[Dataset rows]

-------

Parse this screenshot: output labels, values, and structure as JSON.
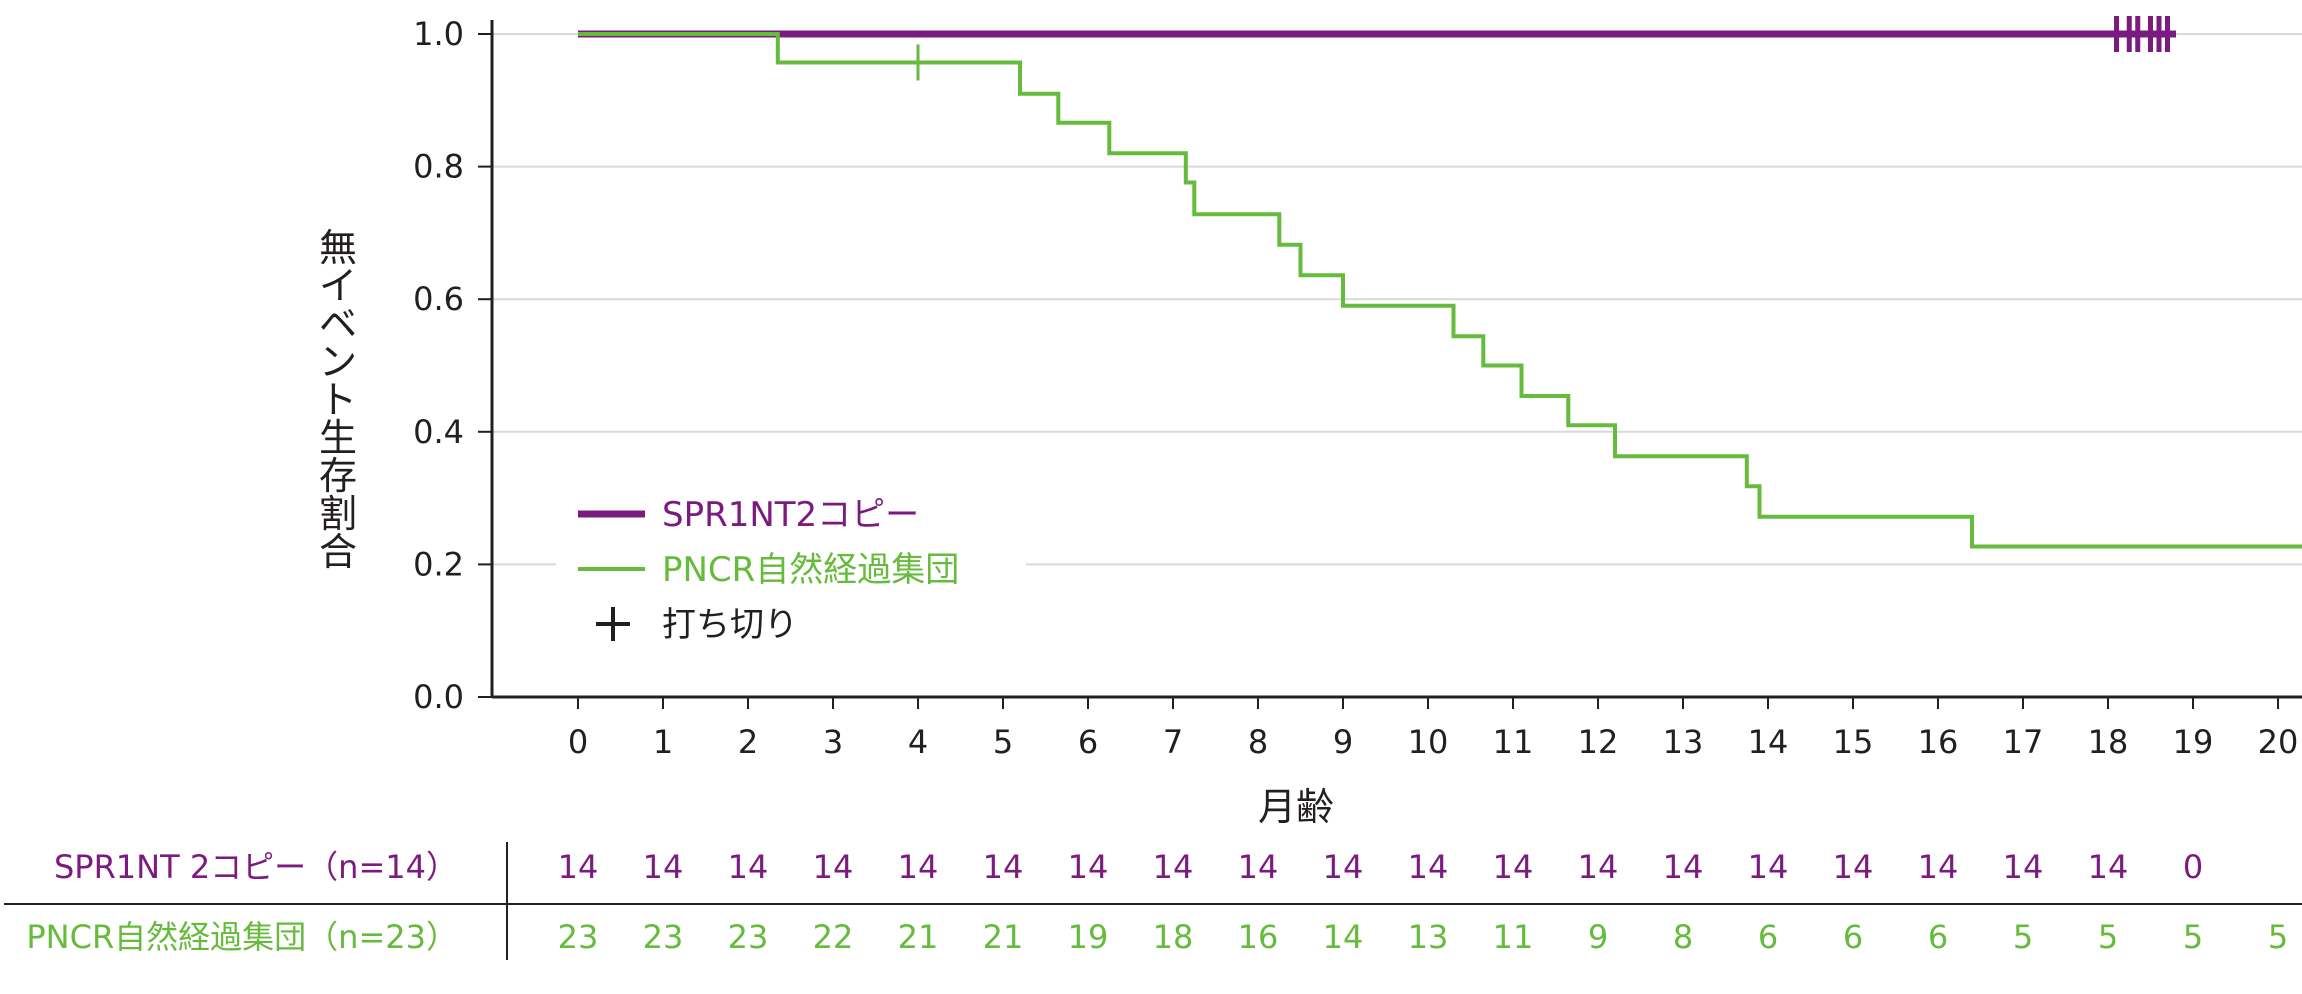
{
  "chart_data": {
    "type": "line",
    "subtype": "kaplan-meier",
    "xlabel": "月齢",
    "ylabel": "無イベント生存割合",
    "xlim": [
      0,
      20
    ],
    "ylim": [
      0,
      1.0
    ],
    "x_ticks": [
      0,
      1,
      2,
      3,
      4,
      5,
      6,
      7,
      8,
      9,
      10,
      11,
      12,
      13,
      14,
      15,
      16,
      17,
      18,
      19,
      20
    ],
    "y_ticks": [
      "0.0",
      "0.2",
      "0.4",
      "0.6",
      "0.8",
      "1.0"
    ],
    "grid": "horizontal",
    "legend_position": "lower-left",
    "legend": {
      "censor_label": "打ち切り",
      "censor_symbol": "+"
    },
    "series": [
      {
        "name": "SPR1NT2コピー",
        "color": "#7b1a7f",
        "points": [
          [
            0,
            1.0
          ],
          [
            18.8,
            1.0
          ]
        ],
        "censor_x": [
          18.1,
          18.25,
          18.35,
          18.5,
          18.6,
          18.7
        ]
      },
      {
        "name": "PNCR自然経過集団",
        "color": "#66bb3c",
        "points": [
          [
            0,
            1.0
          ],
          [
            2.35,
            1.0
          ],
          [
            2.35,
            0.957
          ],
          [
            5.2,
            0.957
          ],
          [
            5.2,
            0.91
          ],
          [
            5.65,
            0.91
          ],
          [
            5.65,
            0.866
          ],
          [
            6.25,
            0.866
          ],
          [
            6.25,
            0.82
          ],
          [
            7.15,
            0.82
          ],
          [
            7.15,
            0.776
          ],
          [
            7.25,
            0.776
          ],
          [
            7.25,
            0.728
          ],
          [
            8.25,
            0.728
          ],
          [
            8.25,
            0.682
          ],
          [
            8.5,
            0.682
          ],
          [
            8.5,
            0.636
          ],
          [
            9.0,
            0.636
          ],
          [
            9.0,
            0.59
          ],
          [
            10.3,
            0.59
          ],
          [
            10.3,
            0.544
          ],
          [
            10.65,
            0.544
          ],
          [
            10.65,
            0.5
          ],
          [
            11.1,
            0.5
          ],
          [
            11.1,
            0.454
          ],
          [
            11.65,
            0.454
          ],
          [
            11.65,
            0.41
          ],
          [
            12.2,
            0.41
          ],
          [
            12.2,
            0.363
          ],
          [
            13.75,
            0.363
          ],
          [
            13.75,
            0.318
          ],
          [
            13.9,
            0.318
          ],
          [
            13.9,
            0.272
          ],
          [
            16.4,
            0.272
          ],
          [
            16.4,
            0.227
          ],
          [
            20.5,
            0.227
          ]
        ],
        "censor_x": [
          4.0
        ]
      }
    ],
    "risk_table": {
      "rows": [
        {
          "label": "SPR1NT 2コピー（n=14）",
          "color": "#7b1a7f",
          "values": [
            "14",
            "14",
            "14",
            "14",
            "14",
            "14",
            "14",
            "14",
            "14",
            "14",
            "14",
            "14",
            "14",
            "14",
            "14",
            "14",
            "14",
            "14",
            "14",
            "0"
          ]
        },
        {
          "label": "PNCR自然経過集団（n=23）",
          "color": "#66bb3c",
          "values": [
            "23",
            "23",
            "23",
            "22",
            "21",
            "21",
            "19",
            "18",
            "16",
            "14",
            "13",
            "11",
            "9",
            "8",
            "6",
            "6",
            "6",
            "5",
            "5",
            "5",
            "5"
          ]
        }
      ]
    }
  }
}
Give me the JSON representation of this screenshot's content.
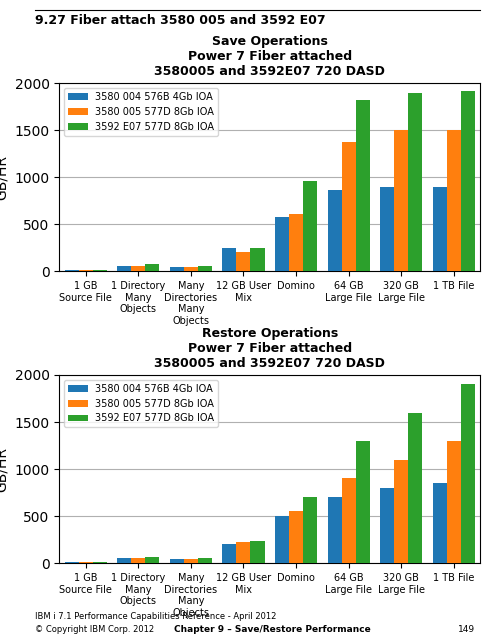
{
  "annotations": [
    "9.27 Fiber attach 3580 005 and 3592 E07",
    "IBM i 7.1 Performance Capabilities Reference - April 2012",
    "© Copyright IBM Corp. 2012",
    "Chapter 9 – Save/Restore Performance",
    "149"
  ],
  "chart_data": [
    {
      "type": "bar",
      "title": "Save Operations\nPower 7 Fiber attached\n3580005 and 3592E07 720 DASD",
      "ylabel": "GB/HR",
      "categories": [
        "1 GB\nSource File",
        "1 Directory\nMany\nObjects",
        "Many\nDirectories\nMany\nObjects",
        "12 GB User\nMix",
        "Domino",
        "64 GB\nLarge File",
        "320 GB\nLarge File",
        "1 TB File"
      ],
      "series": [
        {
          "name": "3580 004 576B 4Gb IOA",
          "values": [
            20,
            60,
            50,
            250,
            580,
            870,
            900,
            900
          ]
        },
        {
          "name": "3580 005 577D 8Gb IOA",
          "values": [
            15,
            60,
            50,
            210,
            610,
            1380,
            1500,
            1500
          ]
        },
        {
          "name": "3592 E07 577D 8Gb IOA",
          "values": [
            15,
            80,
            60,
            250,
            960,
            1820,
            1900,
            1920
          ]
        }
      ],
      "ylim": [
        0,
        2000
      ],
      "yticks": [
        0,
        500,
        1000,
        1500,
        2000
      ],
      "grid": true,
      "legend": "upper left"
    },
    {
      "type": "bar",
      "title": "Restore Operations\nPower 7 Fiber attached\n3580005 and 3592E07 720 DASD",
      "ylabel": "GB/HR",
      "categories": [
        "1 GB\nSource File",
        "1 Directory\nMany\nObjects",
        "Many\nDirectories\nMany\nObjects",
        "12 GB User\nMix",
        "Domino",
        "64 GB\nLarge File",
        "320 GB\nLarge File",
        "1 TB File"
      ],
      "series": [
        {
          "name": "3580 004 576B 4Gb IOA",
          "values": [
            15,
            50,
            40,
            200,
            500,
            700,
            800,
            850
          ]
        },
        {
          "name": "3580 005 577D 8Gb IOA",
          "values": [
            15,
            55,
            45,
            220,
            550,
            900,
            1100,
            1300
          ]
        },
        {
          "name": "3592 E07 577D 8Gb IOA",
          "values": [
            15,
            70,
            55,
            240,
            700,
            1300,
            1600,
            1900
          ]
        }
      ],
      "ylim": [
        0,
        2000
      ],
      "yticks": [
        0,
        500,
        1000,
        1500,
        2000
      ],
      "grid": true,
      "legend": "upper left"
    }
  ]
}
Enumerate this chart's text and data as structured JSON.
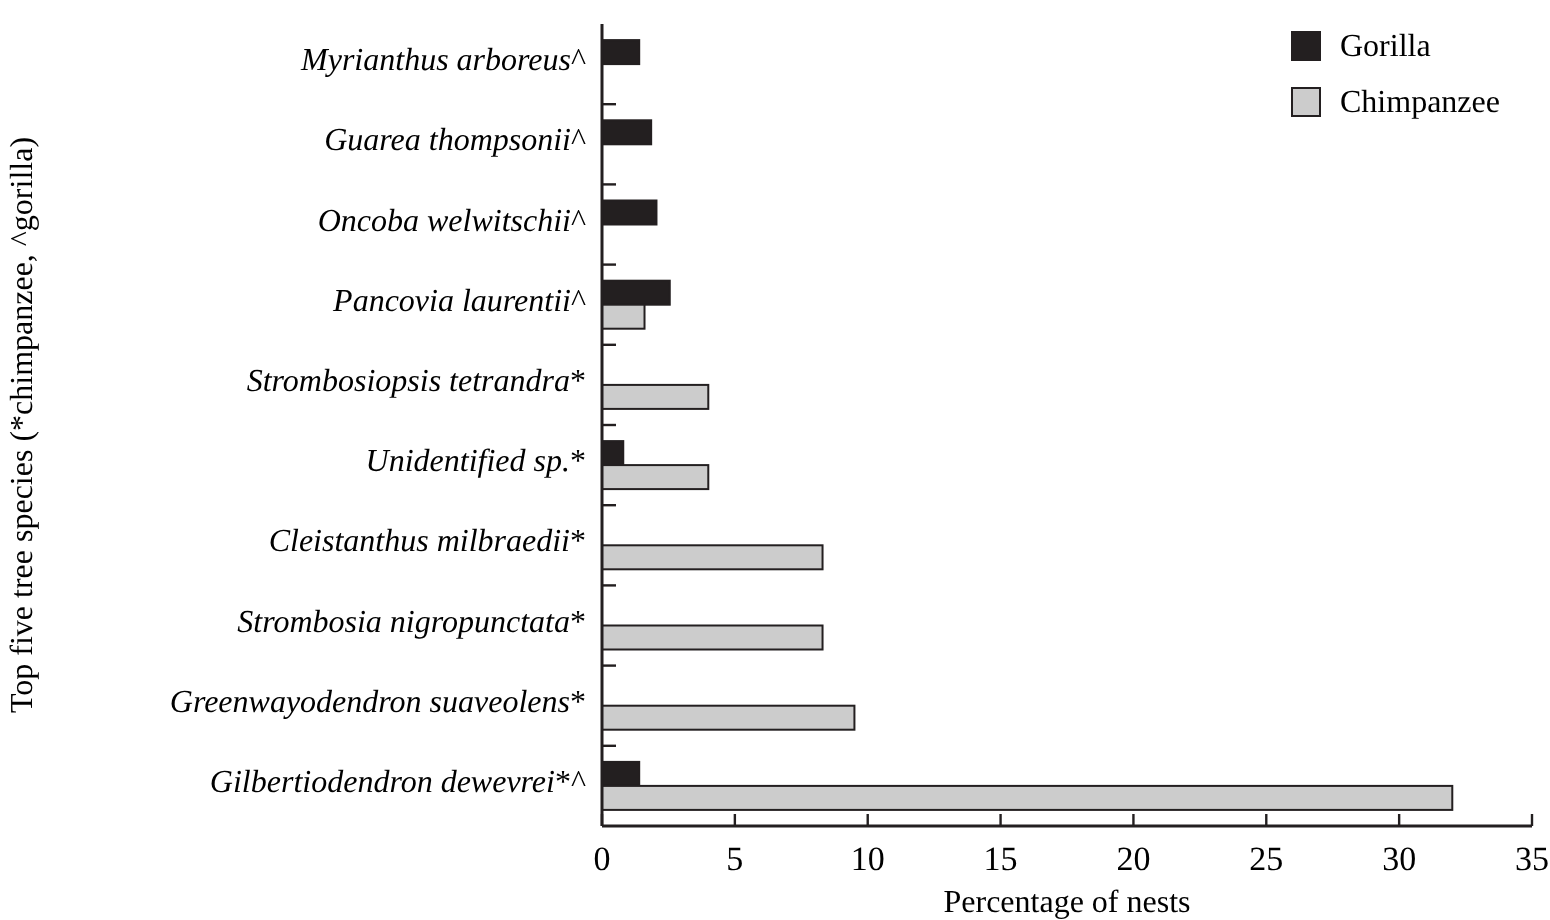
{
  "chart_data": {
    "type": "bar",
    "orientation": "horizontal",
    "xlabel": "Percentage of nests",
    "ylabel": "Top five tree species (*chimpanzee, ^gorilla)",
    "categories": [
      "Myrianthus arboreus^",
      "Guarea thompsonii^",
      "Oncoba welwitschii^",
      "Pancovia laurentii^",
      "Strombosiopsis tetrandra*",
      "Unidentified sp.*",
      "Cleistanthus milbraedii*",
      "Strombosia nigropunctata*",
      "Greenwayodendron suaveolens*",
      "Gilbertiodendron dewevrei*^"
    ],
    "series": [
      {
        "name": "Gorilla",
        "color": "#231f20",
        "values": [
          1.4,
          1.85,
          2.05,
          2.55,
          null,
          0.8,
          null,
          null,
          null,
          1.4
        ]
      },
      {
        "name": "Chimpanzee",
        "color": "#cccccc",
        "values": [
          null,
          null,
          null,
          1.6,
          4.0,
          4.0,
          8.3,
          8.3,
          9.5,
          32.0
        ]
      }
    ],
    "xlim": [
      0,
      35
    ],
    "xticks": [
      0,
      5,
      10,
      15,
      20,
      25,
      30,
      35
    ],
    "legend": "top right",
    "grid": false
  }
}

-------

• Problem details
Quote each entry above verbatim and drop the pictures.

• Full response
Parse this screenshot: output labels, values, and structure as JSON.
{
  "chart_data": {
    "type": "line",
    "subtype": "kaplan-meier",
    "xlabel": "月齢",
    "ylabel": "無イベント生存割合",
    "xlim": [
      0,
      20
    ],
    "ylim": [
      0,
      1.0
    ],
    "x_ticks": [
      0,
      1,
      2,
      3,
      4,
      5,
      6,
      7,
      8,
      9,
      10,
      11,
      12,
      13,
      14,
      15,
      16,
      17,
      18,
      19,
      20
    ],
    "y_ticks": [
      "0.0",
      "0.2",
      "0.4",
      "0.6",
      "0.8",
      "1.0"
    ],
    "grid": "horizontal",
    "legend_position": "lower-left",
    "legend": {
      "censor_label": "打ち切り",
      "censor_symbol": "+"
    },
    "series": [
      {
        "name": "SPR1NT2コピー",
        "color": "#7b1a7f",
        "points": [
          [
            0,
            1.0
          ],
          [
            18.8,
            1.0
          ]
        ],
        "censor_x": [
          18.1,
          18.25,
          18.35,
          18.5,
          18.6,
          18.7
        ]
      },
      {
        "name": "PNCR自然経過集団",
        "color": "#66bb3c",
        "points": [
          [
            0,
            1.0
          ],
          [
            2.35,
            1.0
          ],
          [
            2.35,
            0.957
          ],
          [
            5.2,
            0.957
          ],
          [
            5.2,
            0.91
          ],
          [
            5.65,
            0.91
          ],
          [
            5.65,
            0.866
          ],
          [
            6.25,
            0.866
          ],
          [
            6.25,
            0.82
          ],
          [
            7.15,
            0.82
          ],
          [
            7.15,
            0.776
          ],
          [
            7.25,
            0.776
          ],
          [
            7.25,
            0.728
          ],
          [
            8.25,
            0.728
          ],
          [
            8.25,
            0.682
          ],
          [
            8.5,
            0.682
          ],
          [
            8.5,
            0.636
          ],
          [
            9.0,
            0.636
          ],
          [
            9.0,
            0.59
          ],
          [
            10.3,
            0.59
          ],
          [
            10.3,
            0.544
          ],
          [
            10.65,
            0.544
          ],
          [
            10.65,
            0.5
          ],
          [
            11.1,
            0.5
          ],
          [
            11.1,
            0.454
          ],
          [
            11.65,
            0.454
          ],
          [
            11.65,
            0.41
          ],
          [
            12.2,
            0.41
          ],
          [
            12.2,
            0.363
          ],
          [
            13.75,
            0.363
          ],
          [
            13.75,
            0.318
          ],
          [
            13.9,
            0.318
          ],
          [
            13.9,
            0.272
          ],
          [
            16.4,
            0.272
          ],
          [
            16.4,
            0.227
          ],
          [
            20.5,
            0.227
          ]
        ],
        "censor_x": [
          4.0
        ]
      }
    ],
    "risk_table": {
      "rows": [
        {
          "label": "SPR1NT 2コピー（n=14）",
          "color": "#7b1a7f",
          "values": [
            "14",
            "14",
            "14",
            "14",
            "14",
            "14",
            "14",
            "14",
            "14",
            "14",
            "14",
            "14",
            "14",
            "14",
            "14",
            "14",
            "14",
            "14",
            "14",
            "0"
          ]
        },
        {
          "label": "PNCR自然経過集団（n=23）",
          "color": "#66bb3c",
          "values": [
            "23",
            "23",
            "23",
            "22",
            "21",
            "21",
            "19",
            "18",
            "16",
            "14",
            "13",
            "11",
            "9",
            "8",
            "6",
            "6",
            "6",
            "5",
            "5",
            "5",
            "5"
          ]
        }
      ]
    }
  }
}
Give me the JSON representation of this screenshot's content.
{
  "annotations": [
    "9.27 Fiber attach 3580 005 and 3592 E07",
    "IBM i 7.1 Performance Capabilities Reference - April 2012",
    "© Copyright IBM Corp. 2012",
    "Chapter 9 – Save/Restore Performance",
    "149"
  ],
  "chart_data": [
    {
      "type": "bar",
      "title": "Save Operations\nPower 7 Fiber attached\n3580005 and 3592E07 720 DASD",
      "ylabel": "GB/HR",
      "categories": [
        "1 GB\nSource File",
        "1 Directory\nMany\nObjects",
        "Many\nDirectories\nMany\nObjects",
        "12 GB User\nMix",
        "Domino",
        "64 GB\nLarge File",
        "320 GB\nLarge File",
        "1 TB File"
      ],
      "series": [
        {
          "name": "3580 004 576B 4Gb IOA",
          "values": [
            20,
            60,
            50,
            250,
            580,
            870,
            900,
            900
          ]
        },
        {
          "name": "3580 005 577D 8Gb IOA",
          "values": [
            15,
            60,
            50,
            210,
            610,
            1380,
            1500,
            1500
          ]
        },
        {
          "name": "3592 E07 577D 8Gb IOA",
          "values": [
            15,
            80,
            60,
            250,
            960,
            1820,
            1900,
            1920
          ]
        }
      ],
      "ylim": [
        0,
        2000
      ],
      "yticks": [
        0,
        500,
        1000,
        1500,
        2000
      ],
      "grid": true,
      "legend": "upper left"
    },
    {
      "type": "bar",
      "title": "Restore Operations\nPower 7 Fiber attached\n3580005 and 3592E07 720 DASD",
      "ylabel": "GB/HR",
      "categories": [
        "1 GB\nSource File",
        "1 Directory\nMany\nObjects",
        "Many\nDirectories\nMany\nObjects",
        "12 GB User\nMix",
        "Domino",
        "64 GB\nLarge File",
        "320 GB\nLarge File",
        "1 TB File"
      ],
      "series": [
        {
          "name": "3580 004 576B 4Gb IOA",
          "values": [
            15,
            50,
            40,
            200,
            500,
            700,
            800,
            850
          ]
        },
        {
          "name": "3580 005 577D 8Gb IOA",
          "values": [
            15,
            55,
            45,
            220,
            550,
            900,
            1100,
            1300
          ]
        },
        {
          "name": "3592 E07 577D 8Gb IOA",
          "values": [
            15,
            70,
            55,
            240,
            700,
            1300,
            1600,
            1900
          ]
        }
      ],
      "ylim": [
        0,
        2000
      ],
      "yticks": [
        0,
        500,
        1000,
        1500,
        2000
      ],
      "grid": true,
      "legend": "upper left"
    }
  ]
}
Enumerate this chart's text and data as structured JSON.
{
  "chart_data": {
    "type": "bar",
    "orientation": "horizontal",
    "xlabel": "Percentage of nests",
    "ylabel": "Top five tree species (*chimpanzee, ^gorilla)",
    "categories": [
      "Myrianthus arboreus^",
      "Guarea thompsonii^",
      "Oncoba welwitschii^",
      "Pancovia laurentii^",
      "Strombosiopsis tetrandra*",
      "Unidentified sp.*",
      "Cleistanthus milbraedii*",
      "Strombosia nigropunctata*",
      "Greenwayodendron suaveolens*",
      "Gilbertiodendron dewevrei*^"
    ],
    "series": [
      {
        "name": "Gorilla",
        "color": "#231f20",
        "values": [
          1.4,
          1.85,
          2.05,
          2.55,
          null,
          0.8,
          null,
          null,
          null,
          1.4
        ]
      },
      {
        "name": "Chimpanzee",
        "color": "#cccccc",
        "values": [
          null,
          null,
          null,
          1.6,
          4.0,
          4.0,
          8.3,
          8.3,
          9.5,
          32.0
        ]
      }
    ],
    "xlim": [
      0,
      35
    ],
    "xticks": [
      0,
      5,
      10,
      15,
      20,
      25,
      30,
      35
    ],
    "legend": "top right",
    "grid": false
  }
}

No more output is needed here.